Stated problem> Sort through the data and copy the lines holding the word "menu".

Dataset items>
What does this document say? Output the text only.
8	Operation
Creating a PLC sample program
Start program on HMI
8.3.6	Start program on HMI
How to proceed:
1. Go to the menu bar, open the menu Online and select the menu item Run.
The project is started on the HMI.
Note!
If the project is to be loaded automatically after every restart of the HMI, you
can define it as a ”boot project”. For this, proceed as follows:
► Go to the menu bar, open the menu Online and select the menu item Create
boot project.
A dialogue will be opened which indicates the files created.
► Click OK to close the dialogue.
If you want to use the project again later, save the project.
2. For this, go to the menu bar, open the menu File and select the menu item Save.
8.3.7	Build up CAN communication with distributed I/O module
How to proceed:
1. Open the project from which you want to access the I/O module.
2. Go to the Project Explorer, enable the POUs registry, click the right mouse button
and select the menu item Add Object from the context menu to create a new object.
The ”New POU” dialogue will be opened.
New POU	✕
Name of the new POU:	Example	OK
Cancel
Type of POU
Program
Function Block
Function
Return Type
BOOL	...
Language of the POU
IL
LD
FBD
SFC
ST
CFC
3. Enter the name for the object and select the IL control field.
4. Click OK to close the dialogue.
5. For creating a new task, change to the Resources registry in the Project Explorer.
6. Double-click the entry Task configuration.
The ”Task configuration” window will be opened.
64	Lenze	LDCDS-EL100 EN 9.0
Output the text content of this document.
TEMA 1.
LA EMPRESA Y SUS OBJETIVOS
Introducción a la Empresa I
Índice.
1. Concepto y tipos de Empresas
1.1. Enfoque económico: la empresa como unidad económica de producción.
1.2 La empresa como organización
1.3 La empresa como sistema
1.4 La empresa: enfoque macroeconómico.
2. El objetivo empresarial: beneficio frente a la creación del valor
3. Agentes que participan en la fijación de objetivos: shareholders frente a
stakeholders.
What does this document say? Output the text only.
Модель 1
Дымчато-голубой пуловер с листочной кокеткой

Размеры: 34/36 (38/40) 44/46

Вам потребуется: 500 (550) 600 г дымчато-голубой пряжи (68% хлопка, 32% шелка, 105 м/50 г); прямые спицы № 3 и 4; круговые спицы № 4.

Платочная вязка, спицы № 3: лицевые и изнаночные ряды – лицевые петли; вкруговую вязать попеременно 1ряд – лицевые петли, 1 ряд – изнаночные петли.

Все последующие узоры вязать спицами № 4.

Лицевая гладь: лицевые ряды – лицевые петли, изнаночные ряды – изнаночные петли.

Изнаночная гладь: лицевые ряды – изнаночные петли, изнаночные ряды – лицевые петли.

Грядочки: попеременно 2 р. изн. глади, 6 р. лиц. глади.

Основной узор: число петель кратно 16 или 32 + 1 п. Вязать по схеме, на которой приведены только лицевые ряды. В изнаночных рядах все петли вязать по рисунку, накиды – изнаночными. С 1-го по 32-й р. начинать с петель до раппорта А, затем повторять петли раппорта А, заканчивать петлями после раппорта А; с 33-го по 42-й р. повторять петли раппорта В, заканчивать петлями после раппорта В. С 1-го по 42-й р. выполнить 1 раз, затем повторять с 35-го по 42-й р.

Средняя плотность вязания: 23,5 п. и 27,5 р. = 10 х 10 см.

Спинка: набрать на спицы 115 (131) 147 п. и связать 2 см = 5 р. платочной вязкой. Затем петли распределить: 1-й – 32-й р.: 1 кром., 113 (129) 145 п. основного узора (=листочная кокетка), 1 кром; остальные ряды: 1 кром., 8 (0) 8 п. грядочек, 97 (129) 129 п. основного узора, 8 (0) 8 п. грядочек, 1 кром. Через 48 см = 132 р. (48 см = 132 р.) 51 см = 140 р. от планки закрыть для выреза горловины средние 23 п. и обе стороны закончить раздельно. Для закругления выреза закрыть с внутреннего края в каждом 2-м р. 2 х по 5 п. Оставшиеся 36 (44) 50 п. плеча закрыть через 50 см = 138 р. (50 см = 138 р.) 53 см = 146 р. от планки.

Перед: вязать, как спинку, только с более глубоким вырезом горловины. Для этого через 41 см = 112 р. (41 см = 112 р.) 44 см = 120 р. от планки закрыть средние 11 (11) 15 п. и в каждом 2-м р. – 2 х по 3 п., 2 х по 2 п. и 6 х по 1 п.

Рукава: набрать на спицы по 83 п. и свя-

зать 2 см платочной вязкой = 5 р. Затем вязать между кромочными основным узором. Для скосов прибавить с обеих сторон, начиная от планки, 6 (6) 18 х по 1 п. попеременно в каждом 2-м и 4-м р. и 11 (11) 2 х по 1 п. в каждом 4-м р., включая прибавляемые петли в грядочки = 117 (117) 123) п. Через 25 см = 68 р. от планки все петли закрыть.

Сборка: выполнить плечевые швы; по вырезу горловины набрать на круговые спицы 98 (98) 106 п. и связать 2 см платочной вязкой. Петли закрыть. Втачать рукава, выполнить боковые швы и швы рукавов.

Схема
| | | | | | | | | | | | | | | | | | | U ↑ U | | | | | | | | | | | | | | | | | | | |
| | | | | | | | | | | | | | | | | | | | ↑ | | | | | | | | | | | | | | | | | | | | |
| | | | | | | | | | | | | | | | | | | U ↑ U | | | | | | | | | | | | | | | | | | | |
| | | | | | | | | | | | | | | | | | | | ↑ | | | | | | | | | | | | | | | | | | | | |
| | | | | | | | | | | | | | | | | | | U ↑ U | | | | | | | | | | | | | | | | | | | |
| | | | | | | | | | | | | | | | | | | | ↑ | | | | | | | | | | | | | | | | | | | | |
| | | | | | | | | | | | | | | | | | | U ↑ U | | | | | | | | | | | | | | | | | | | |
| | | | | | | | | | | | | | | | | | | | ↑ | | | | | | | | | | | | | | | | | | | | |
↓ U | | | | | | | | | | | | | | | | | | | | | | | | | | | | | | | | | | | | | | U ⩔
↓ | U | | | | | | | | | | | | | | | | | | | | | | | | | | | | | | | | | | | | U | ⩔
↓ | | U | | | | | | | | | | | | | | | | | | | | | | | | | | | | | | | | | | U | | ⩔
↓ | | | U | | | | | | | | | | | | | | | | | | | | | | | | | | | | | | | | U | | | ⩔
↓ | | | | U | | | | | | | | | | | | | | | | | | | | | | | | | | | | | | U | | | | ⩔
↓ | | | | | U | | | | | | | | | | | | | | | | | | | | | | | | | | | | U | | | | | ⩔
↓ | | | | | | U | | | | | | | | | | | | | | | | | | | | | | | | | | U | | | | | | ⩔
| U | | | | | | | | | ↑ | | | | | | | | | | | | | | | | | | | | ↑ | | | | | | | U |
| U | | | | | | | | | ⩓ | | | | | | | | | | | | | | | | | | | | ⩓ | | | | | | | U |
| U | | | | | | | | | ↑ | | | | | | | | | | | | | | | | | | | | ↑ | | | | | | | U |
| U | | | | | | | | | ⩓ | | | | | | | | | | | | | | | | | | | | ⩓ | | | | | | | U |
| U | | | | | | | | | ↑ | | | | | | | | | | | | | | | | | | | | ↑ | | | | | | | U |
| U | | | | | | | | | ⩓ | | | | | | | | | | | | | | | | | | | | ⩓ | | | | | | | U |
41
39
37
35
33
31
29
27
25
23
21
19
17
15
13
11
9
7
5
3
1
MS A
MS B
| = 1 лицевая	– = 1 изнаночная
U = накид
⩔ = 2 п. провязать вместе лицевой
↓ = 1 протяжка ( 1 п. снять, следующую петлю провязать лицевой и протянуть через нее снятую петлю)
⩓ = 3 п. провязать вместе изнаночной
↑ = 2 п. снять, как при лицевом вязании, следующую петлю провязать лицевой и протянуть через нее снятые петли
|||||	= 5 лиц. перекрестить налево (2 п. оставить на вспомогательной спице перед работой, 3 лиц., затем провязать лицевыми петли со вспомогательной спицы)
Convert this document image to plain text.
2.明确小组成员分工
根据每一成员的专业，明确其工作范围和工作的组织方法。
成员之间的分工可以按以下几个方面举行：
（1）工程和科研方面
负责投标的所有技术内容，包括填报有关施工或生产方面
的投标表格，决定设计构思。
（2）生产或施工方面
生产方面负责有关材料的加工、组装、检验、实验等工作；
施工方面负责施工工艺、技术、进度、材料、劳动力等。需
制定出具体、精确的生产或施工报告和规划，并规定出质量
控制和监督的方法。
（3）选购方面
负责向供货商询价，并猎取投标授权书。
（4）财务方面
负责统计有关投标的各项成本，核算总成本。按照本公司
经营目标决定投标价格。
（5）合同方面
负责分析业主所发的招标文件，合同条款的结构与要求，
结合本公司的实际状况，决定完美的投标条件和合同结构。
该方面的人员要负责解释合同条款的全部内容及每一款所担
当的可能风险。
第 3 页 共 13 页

Finished task>
1. Go to the menu bar, open the menu Online and select the menu item Run.
► Go to the menu bar, open the menu Online and select the menu item Create
2. For this, go to the menu bar, open the menu File and select the menu item Save.
and select the menu item Add Object from the context menu to create a new object.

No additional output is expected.